STATED EXERCISE »
Reproduce the data below in full and exclude every picture.

--- Start of RECORDS FOR THIS TASK ---

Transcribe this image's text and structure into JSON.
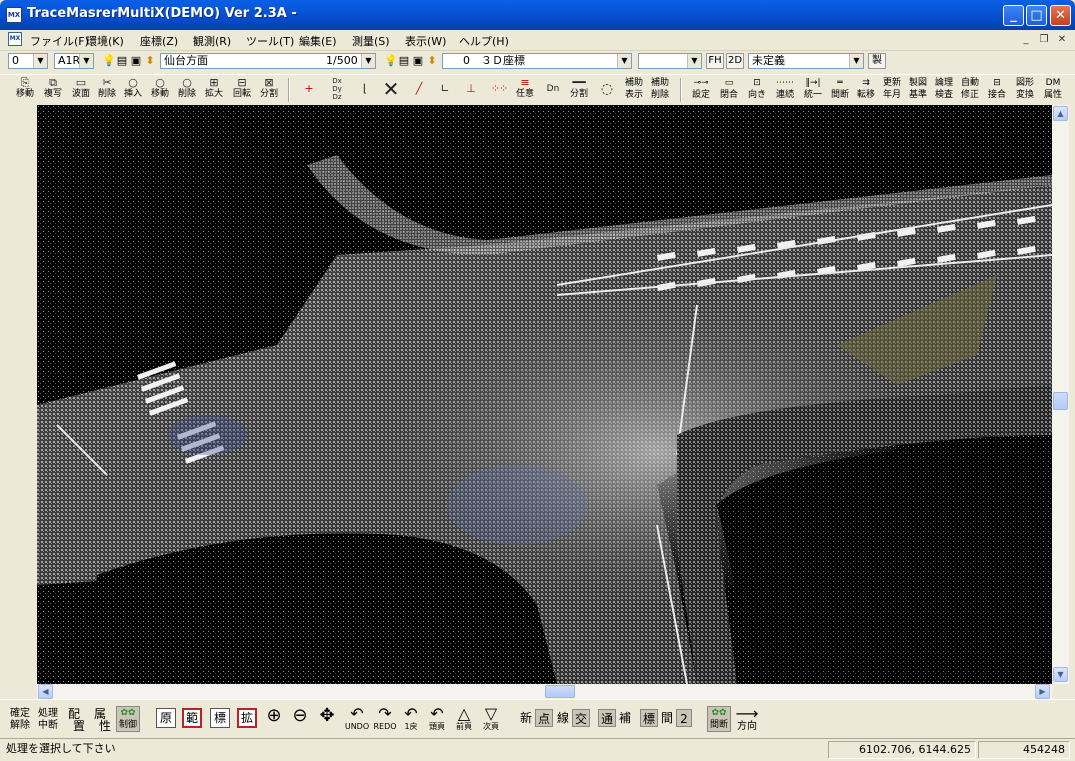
{
  "window": {
    "title": "TraceMasrerMultiX(DEMO) Ver 2.3A -",
    "app_icon_label": "MX",
    "minimize_glyph": "_",
    "maximize_glyph": "□",
    "close_glyph": "✕"
  },
  "menu": {
    "items": [
      "ファイル(F)",
      "環境(K)",
      "座標(Z)",
      "観測(R)",
      "ツール(T)",
      "編集(E)",
      "測量(S)",
      "表示(W)",
      "ヘルプ(H)"
    ],
    "mdi_min": "_",
    "mdi_restore": "❐",
    "mdi_close": "✕"
  },
  "toolbar1": {
    "layer_num": "0",
    "layer_code": "A1R",
    "layer_name": "仙台方面",
    "scale": "1/500",
    "coord_num": "0",
    "coord_name": "３Ｄ座標",
    "empty_combo": "",
    "fh_label": "FH",
    "view_label": "2D",
    "attr_combo": "未定義",
    "make_label": "製"
  },
  "toolbar2": {
    "left_tools": [
      {
        "icon": "move-icon",
        "label": "移動"
      },
      {
        "icon": "copy-icon",
        "label": "複写"
      },
      {
        "icon": "wave-delete-icon",
        "label": "波面"
      },
      {
        "icon": "delete-icon",
        "label": "削除"
      },
      {
        "icon": "insert-icon",
        "label": "挿入"
      },
      {
        "icon": "point-move-icon",
        "label": "移動"
      },
      {
        "icon": "point-delete-icon",
        "label": "削除"
      },
      {
        "icon": "expand-icon",
        "label": "拡大"
      },
      {
        "icon": "rotate-icon",
        "label": "回転"
      },
      {
        "icon": "split-icon",
        "label": "分割"
      }
    ],
    "mid_labels": {
      "arbitrary": "任意",
      "split": "分割",
      "aux_show_1": "補助",
      "aux_show_2": "表示",
      "aux_del_1": "補助",
      "aux_del_2": "削除"
    },
    "right_tools": [
      {
        "l1": "設定",
        "l2": ""
      },
      {
        "l1": "閉合",
        "l2": ""
      },
      {
        "l1": "向き",
        "l2": ""
      },
      {
        "l1": "連続",
        "l2": ""
      },
      {
        "l1": "統一",
        "l2": ""
      },
      {
        "l1": "間断",
        "l2": ""
      },
      {
        "l1": "転移",
        "l2": ""
      },
      {
        "l1": "更新",
        "l2": "年月"
      },
      {
        "l1": "製図",
        "l2": "基準"
      },
      {
        "l1": "論理",
        "l2": "検査"
      },
      {
        "l1": "自動",
        "l2": "修正"
      },
      {
        "l1": "接合",
        "l2": ""
      },
      {
        "l1": "図形",
        "l2": "変換"
      },
      {
        "l1": "DM",
        "l2": "属性"
      }
    ]
  },
  "bottom": {
    "confirm_1": "確定",
    "confirm_2": "解除",
    "process_1": "処理",
    "process_2": "中断",
    "place_1": "配",
    "place_2": "置",
    "attr_1": "属",
    "attr_2": "性",
    "control_label": "制御",
    "box_hara": "原",
    "box_han": "範",
    "box_hyo": "標",
    "box_kaku": "拡",
    "undo": "UNDO",
    "redo": "REDO",
    "back1": "1戻",
    "first_page": "頭頁",
    "prev_page": "前頁",
    "next_page": "次頁",
    "modes": [
      "新",
      "点",
      "線",
      "交"
    ],
    "modes2": [
      "通",
      "補"
    ],
    "modes3": [
      "標",
      "間",
      "2"
    ],
    "gap_label": "間断",
    "dir_label": "方向"
  },
  "status": {
    "message": "処理を選択して下さい",
    "coords": "6102.706,    6144.625",
    "count": "454248"
  }
}
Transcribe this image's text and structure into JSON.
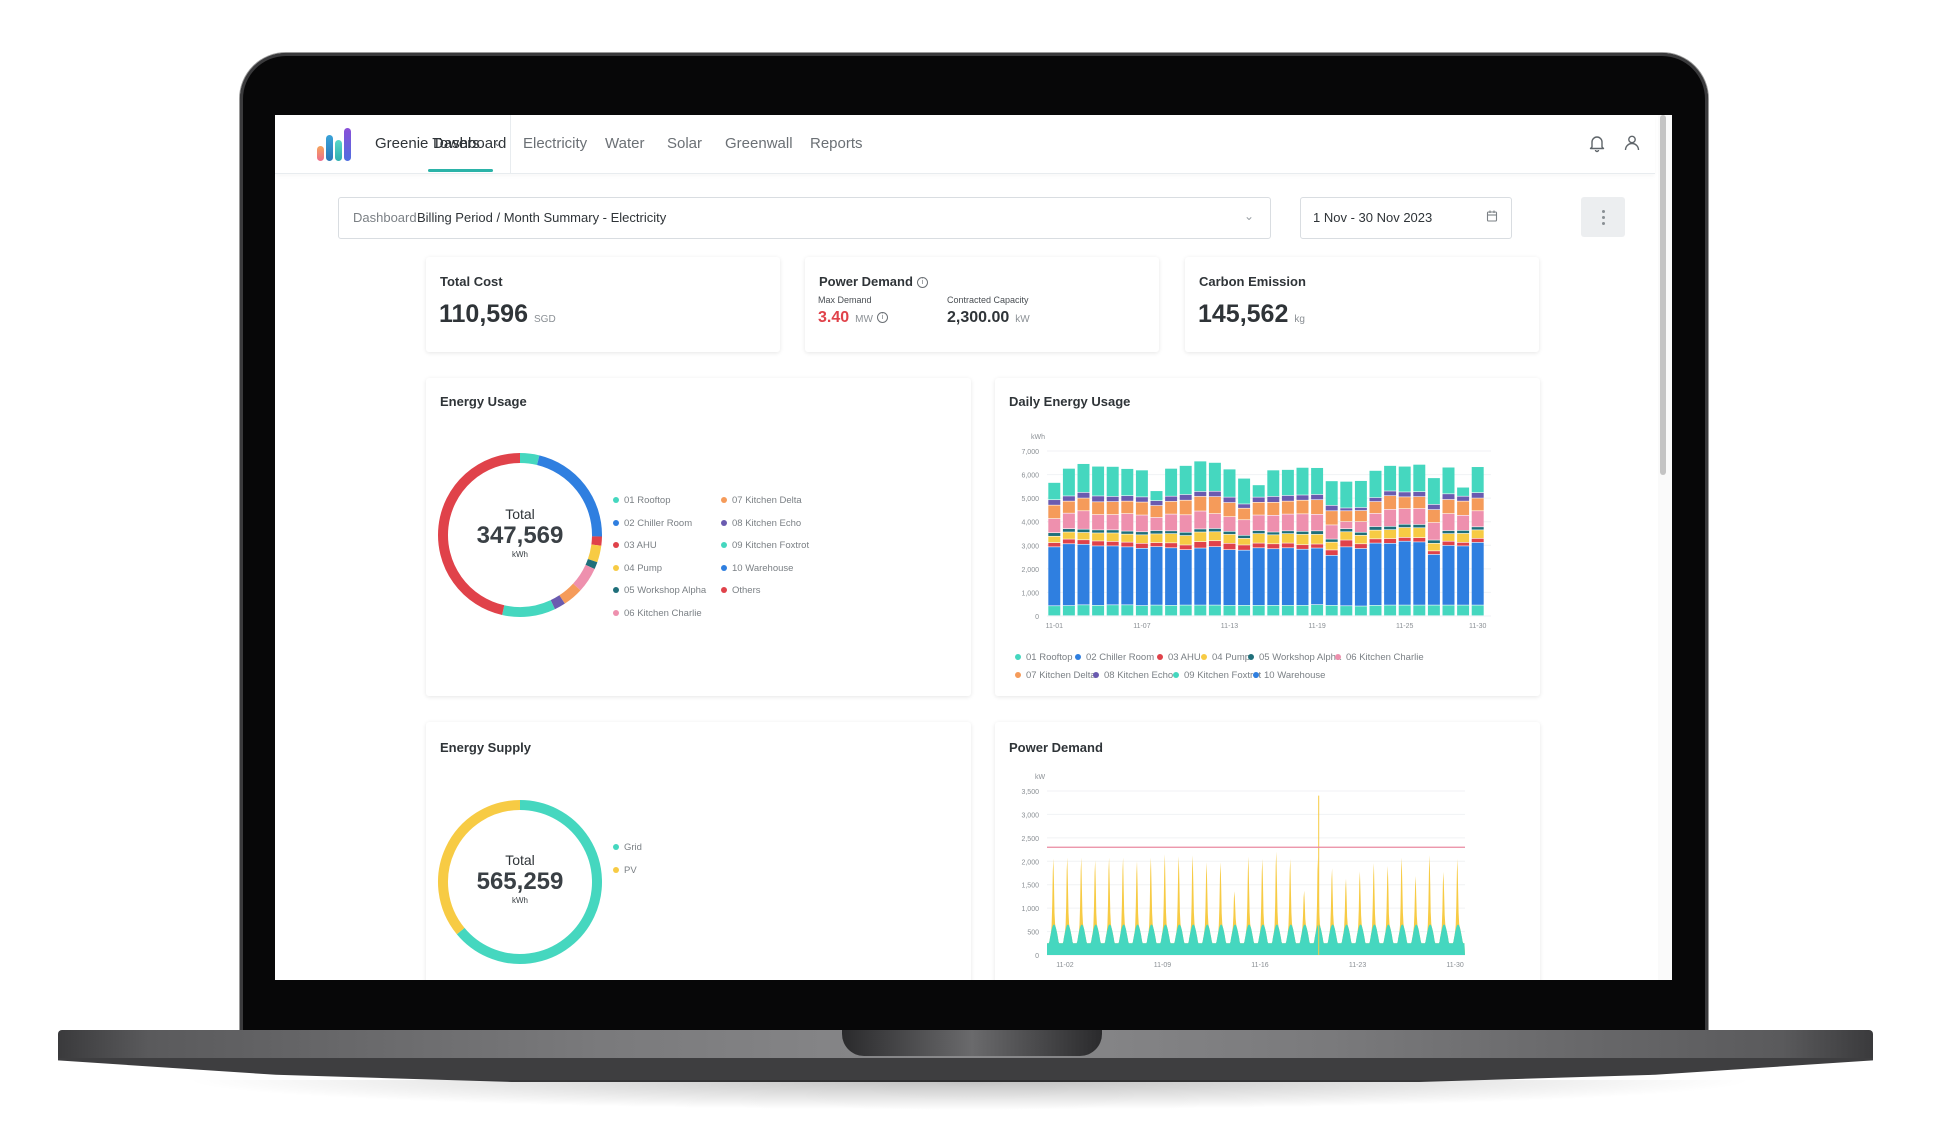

--- End of RECORDS FOR THIS TASK ---

EXERCISE SOLUTION »
Transcribe this image's text and structure into JSON.
{
  "window": {
    "title": "TraceMasrerMultiX(DEMO) Ver 2.3A -",
    "app_icon_label": "MX",
    "minimize_glyph": "_",
    "maximize_glyph": "□",
    "close_glyph": "✕"
  },
  "menu": {
    "items": [
      "ファイル(F)",
      "環境(K)",
      "座標(Z)",
      "観測(R)",
      "ツール(T)",
      "編集(E)",
      "測量(S)",
      "表示(W)",
      "ヘルプ(H)"
    ],
    "mdi_min": "_",
    "mdi_restore": "❐",
    "mdi_close": "✕"
  },
  "toolbar1": {
    "layer_num": "0",
    "layer_code": "A1R",
    "layer_name": "仙台方面",
    "scale": "1/500",
    "coord_num": "0",
    "coord_name": "３Ｄ座標",
    "empty_combo": "",
    "fh_label": "FH",
    "view_label": "2D",
    "attr_combo": "未定義",
    "make_label": "製"
  },
  "toolbar2": {
    "left_tools": [
      {
        "icon": "move-icon",
        "label": "移動"
      },
      {
        "icon": "copy-icon",
        "label": "複写"
      },
      {
        "icon": "wave-delete-icon",
        "label": "波面"
      },
      {
        "icon": "delete-icon",
        "label": "削除"
      },
      {
        "icon": "insert-icon",
        "label": "挿入"
      },
      {
        "icon": "point-move-icon",
        "label": "移動"
      },
      {
        "icon": "point-delete-icon",
        "label": "削除"
      },
      {
        "icon": "expand-icon",
        "label": "拡大"
      },
      {
        "icon": "rotate-icon",
        "label": "回転"
      },
      {
        "icon": "split-icon",
        "label": "分割"
      }
    ],
    "mid_labels": {
      "arbitrary": "任意",
      "split": "分割",
      "aux_show_1": "補助",
      "aux_show_2": "表示",
      "aux_del_1": "補助",
      "aux_del_2": "削除"
    },
    "right_tools": [
      {
        "l1": "設定",
        "l2": ""
      },
      {
        "l1": "閉合",
        "l2": ""
      },
      {
        "l1": "向き",
        "l2": ""
      },
      {
        "l1": "連続",
        "l2": ""
      },
      {
        "l1": "統一",
        "l2": ""
      },
      {
        "l1": "間断",
        "l2": ""
      },
      {
        "l1": "転移",
        "l2": ""
      },
      {
        "l1": "更新",
        "l2": "年月"
      },
      {
        "l1": "製図",
        "l2": "基準"
      },
      {
        "l1": "論理",
        "l2": "検査"
      },
      {
        "l1": "自動",
        "l2": "修正"
      },
      {
        "l1": "接合",
        "l2": ""
      },
      {
        "l1": "図形",
        "l2": "変換"
      },
      {
        "l1": "DM",
        "l2": "属性"
      }
    ]
  },
  "bottom": {
    "confirm_1": "確定",
    "confirm_2": "解除",
    "process_1": "処理",
    "process_2": "中断",
    "place_1": "配",
    "place_2": "置",
    "attr_1": "属",
    "attr_2": "性",
    "control_label": "制御",
    "box_hara": "原",
    "box_han": "範",
    "box_hyo": "標",
    "box_kaku": "拡",
    "undo": "UNDO",
    "redo": "REDO",
    "back1": "1戻",
    "first_page": "頭頁",
    "prev_page": "前頁",
    "next_page": "次頁",
    "modes": [
      "新",
      "点",
      "線",
      "交"
    ],
    "modes2": [
      "通",
      "補"
    ],
    "modes3": [
      "標",
      "間",
      "2"
    ],
    "gap_label": "間断",
    "dir_label": "方向"
  },
  "status": {
    "message": "処理を選択して下さい",
    "coords": "6102.706,    6144.625",
    "count": "454248"
  }
}
Transcribe this image's text and structure into JSON.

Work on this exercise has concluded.